### Extrait du texte
Le site de Podensac sur la rive gauche de la Garonne a été choisi en raison de la réunion de plusieurs conditions favorables pour le type de mesures envisagées, entre autre parce que les gros mascaret de septembre se développent particulièrement bien en ce lieu. De plus le site présente une section rectiligne qui évite les perturbations dues aux méandres de la Garonne, et il est moins fréquenté par les surfeurs contrairement à d’autres sites comme Saint Pardon sur la Garonne qui est devenu un rendez-vous emblématique et obligé des surfeurs de tous horizons.

La campagne mascaret 2010

«  Au préalable, une grande campagne d’observation a eu lieu le 20 septembre 2009 afin de caractériser un mascaret de forte amplitude(le coefficient de marée était de 110) Cinquante personnes ont été déployées et un bateau a suivi le mascaret sur l’ensemble de son parcours. Ceci a permis de préparer les deux campagnes de  mesures. Une première campagne a été mise en place en février et mars 2010 afin de tester le comportement des instruments de mesures et les structures de mouillage. Les structures accueillant les capteurs ont été conçues pour pouvoir résister à un milieu hostile, car à cette période de l’année les forts débits de la Garonne peuvent charrier de gros objets, comme des troncs d’arbres. En raison des forts débits, il était évident qu’il n’y aurait pas de gros mascaret durant cette étude. Cependant à la surprise générale, les capteurs de pression ont révélé des ressauts de marées de faible amplitude (50cm) sans vague avec une grande ondulation du plan d’eau. On ne peut pas à proprement parler de mascaret, on n’observe pas de vagues bien formées. »

Instrumentation et résultats.

«  Durant la campagne de septembre 2010, 17 instruments (capteurs de pression, mesure de turbidité, profils de vitesse) ont été mouillés sur le site de Podensac, sur trois sections espacées d’environ 200 mètres

 Ces instruments sont des instruments classiques utilisés dans les mesures hydrodynamiques que l’équipe de recherche METHYS développe sur d’autres sites d’étude (Gironde, plages, bassin d’Arcachon…)

[Relevés des éléments de mise en page encadrés]

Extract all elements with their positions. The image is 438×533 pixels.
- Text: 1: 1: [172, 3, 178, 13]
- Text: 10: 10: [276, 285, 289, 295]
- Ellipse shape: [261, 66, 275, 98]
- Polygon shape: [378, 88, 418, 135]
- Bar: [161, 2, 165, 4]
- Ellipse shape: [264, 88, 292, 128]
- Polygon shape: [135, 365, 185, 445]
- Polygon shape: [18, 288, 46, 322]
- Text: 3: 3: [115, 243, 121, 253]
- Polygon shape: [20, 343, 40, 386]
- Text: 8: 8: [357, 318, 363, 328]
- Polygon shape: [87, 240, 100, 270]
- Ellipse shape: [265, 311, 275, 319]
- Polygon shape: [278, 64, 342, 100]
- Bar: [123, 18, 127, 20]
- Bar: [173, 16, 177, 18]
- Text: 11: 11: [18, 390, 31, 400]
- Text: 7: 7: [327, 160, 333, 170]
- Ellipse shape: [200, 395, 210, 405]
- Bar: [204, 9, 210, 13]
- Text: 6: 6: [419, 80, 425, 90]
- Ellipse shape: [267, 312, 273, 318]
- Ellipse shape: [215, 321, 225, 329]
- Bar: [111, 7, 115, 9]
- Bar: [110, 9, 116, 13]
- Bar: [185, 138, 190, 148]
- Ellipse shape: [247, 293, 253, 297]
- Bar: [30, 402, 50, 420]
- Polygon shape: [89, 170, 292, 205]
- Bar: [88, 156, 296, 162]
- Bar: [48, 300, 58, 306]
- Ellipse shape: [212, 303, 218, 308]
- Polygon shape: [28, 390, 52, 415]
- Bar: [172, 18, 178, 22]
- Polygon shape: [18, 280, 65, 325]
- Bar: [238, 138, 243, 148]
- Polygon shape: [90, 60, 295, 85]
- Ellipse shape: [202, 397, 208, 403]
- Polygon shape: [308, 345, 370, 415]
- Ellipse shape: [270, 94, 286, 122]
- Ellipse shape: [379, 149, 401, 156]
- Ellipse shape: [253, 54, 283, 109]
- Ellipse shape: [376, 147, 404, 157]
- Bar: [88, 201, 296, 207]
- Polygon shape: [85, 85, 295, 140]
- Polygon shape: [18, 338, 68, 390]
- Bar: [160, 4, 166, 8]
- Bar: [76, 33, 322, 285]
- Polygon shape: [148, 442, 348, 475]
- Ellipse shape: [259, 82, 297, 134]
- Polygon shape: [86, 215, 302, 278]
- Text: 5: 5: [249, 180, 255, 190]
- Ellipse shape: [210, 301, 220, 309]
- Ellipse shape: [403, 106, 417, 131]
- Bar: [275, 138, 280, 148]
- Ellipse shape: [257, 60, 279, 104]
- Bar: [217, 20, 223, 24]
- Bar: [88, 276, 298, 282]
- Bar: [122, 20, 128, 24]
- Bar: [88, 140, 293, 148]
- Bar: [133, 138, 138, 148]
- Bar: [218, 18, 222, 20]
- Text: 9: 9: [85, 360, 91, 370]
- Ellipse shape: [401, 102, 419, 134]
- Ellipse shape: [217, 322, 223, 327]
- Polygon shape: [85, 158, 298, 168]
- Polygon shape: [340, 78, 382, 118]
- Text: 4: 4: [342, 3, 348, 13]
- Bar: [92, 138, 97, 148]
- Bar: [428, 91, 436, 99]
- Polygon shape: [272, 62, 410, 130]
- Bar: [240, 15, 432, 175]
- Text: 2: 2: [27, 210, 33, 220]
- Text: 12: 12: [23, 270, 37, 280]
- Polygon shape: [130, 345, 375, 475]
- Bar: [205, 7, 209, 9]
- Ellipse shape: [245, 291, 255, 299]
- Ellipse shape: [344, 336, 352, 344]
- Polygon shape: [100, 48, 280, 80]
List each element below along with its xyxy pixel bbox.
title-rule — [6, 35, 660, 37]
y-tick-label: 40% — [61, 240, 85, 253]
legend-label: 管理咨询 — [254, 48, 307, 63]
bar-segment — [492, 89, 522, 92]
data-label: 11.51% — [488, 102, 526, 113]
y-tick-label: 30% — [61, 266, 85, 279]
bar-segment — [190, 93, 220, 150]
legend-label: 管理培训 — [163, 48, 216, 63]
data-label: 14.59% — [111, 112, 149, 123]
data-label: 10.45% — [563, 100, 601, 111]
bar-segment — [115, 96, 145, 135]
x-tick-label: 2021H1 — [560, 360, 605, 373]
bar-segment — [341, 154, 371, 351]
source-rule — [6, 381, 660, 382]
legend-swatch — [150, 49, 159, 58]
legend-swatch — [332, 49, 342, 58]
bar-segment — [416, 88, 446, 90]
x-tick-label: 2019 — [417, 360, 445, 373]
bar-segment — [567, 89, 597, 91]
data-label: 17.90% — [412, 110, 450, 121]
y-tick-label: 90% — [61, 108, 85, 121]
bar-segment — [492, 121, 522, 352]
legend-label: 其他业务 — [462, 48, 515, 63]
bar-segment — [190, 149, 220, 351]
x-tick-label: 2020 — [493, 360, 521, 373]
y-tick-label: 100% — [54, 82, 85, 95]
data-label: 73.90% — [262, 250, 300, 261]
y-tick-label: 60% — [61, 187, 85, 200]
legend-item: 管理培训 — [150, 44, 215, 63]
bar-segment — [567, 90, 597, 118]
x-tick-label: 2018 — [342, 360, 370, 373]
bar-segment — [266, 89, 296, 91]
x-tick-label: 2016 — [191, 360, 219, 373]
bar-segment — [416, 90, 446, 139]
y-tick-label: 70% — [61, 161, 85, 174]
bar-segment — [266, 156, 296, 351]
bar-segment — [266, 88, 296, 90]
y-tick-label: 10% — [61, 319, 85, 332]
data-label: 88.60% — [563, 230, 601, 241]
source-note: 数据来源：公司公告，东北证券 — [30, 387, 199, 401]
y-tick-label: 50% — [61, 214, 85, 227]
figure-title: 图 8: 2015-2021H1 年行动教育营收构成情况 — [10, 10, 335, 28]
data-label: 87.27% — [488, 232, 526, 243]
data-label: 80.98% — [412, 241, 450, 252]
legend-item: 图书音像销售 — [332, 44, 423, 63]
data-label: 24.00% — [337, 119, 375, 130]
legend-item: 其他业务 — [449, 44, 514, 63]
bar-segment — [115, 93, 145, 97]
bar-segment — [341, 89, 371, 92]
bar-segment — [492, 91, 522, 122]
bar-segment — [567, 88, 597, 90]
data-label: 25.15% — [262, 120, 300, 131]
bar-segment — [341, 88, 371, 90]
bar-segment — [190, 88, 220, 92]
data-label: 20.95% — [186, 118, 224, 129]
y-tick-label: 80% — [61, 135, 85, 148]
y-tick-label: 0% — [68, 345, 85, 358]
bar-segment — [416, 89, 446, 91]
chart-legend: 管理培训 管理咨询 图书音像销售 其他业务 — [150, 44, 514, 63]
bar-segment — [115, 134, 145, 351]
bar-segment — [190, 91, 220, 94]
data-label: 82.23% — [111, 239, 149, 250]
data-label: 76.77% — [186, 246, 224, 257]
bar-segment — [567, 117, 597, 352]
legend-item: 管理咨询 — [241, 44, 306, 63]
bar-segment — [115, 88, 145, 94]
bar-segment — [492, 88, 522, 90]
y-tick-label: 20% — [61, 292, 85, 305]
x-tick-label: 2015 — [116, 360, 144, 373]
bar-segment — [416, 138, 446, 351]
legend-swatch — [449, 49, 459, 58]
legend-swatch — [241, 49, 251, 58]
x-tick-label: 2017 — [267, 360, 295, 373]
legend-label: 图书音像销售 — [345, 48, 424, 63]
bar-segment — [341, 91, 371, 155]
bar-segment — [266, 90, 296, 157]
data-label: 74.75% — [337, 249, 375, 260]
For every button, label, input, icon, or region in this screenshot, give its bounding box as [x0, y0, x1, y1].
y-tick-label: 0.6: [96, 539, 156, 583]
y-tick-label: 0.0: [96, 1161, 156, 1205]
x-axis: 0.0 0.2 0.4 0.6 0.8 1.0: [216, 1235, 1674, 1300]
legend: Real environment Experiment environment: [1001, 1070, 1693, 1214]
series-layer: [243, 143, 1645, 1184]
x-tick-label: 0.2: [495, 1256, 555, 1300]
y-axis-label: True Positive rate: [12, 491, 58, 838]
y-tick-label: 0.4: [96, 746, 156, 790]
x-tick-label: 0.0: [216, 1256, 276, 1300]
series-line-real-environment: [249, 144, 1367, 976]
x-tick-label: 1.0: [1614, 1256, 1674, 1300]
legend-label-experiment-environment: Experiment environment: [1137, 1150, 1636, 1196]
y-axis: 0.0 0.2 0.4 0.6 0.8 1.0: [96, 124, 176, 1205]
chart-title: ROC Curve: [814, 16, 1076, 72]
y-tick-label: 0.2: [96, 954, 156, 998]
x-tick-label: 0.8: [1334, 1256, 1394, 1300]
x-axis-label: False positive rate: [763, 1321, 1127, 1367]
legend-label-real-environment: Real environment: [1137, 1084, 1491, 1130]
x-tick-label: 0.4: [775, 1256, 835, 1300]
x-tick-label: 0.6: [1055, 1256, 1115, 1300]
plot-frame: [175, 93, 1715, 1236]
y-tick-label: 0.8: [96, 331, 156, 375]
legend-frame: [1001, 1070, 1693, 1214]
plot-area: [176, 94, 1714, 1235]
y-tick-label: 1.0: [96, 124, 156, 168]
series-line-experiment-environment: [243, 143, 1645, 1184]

### Travail demandé
Résumez en deux phrases le texte sur les mesures du mascaret à Podensac.

### Corrigé de l'exercice
Le site de Podensac, sur la rive gauche de la Garonne, a été choisi parce que les gros mascarets de septembre s'y développent particulièrement bien, que sa section rectiligne évite les perturbations dues aux méandres et qu'il est moins fréquenté par les surfeurs. Après une grande campagne d'observation le 20 septembre 2009 et une campagne d'essai en février et mars 2010, qui a révélé de faibles ressauts de marée sans vagues, 17 instruments ont été mouillés en septembre 2010 sur trois sections du site espacées d'environ 200 mètres.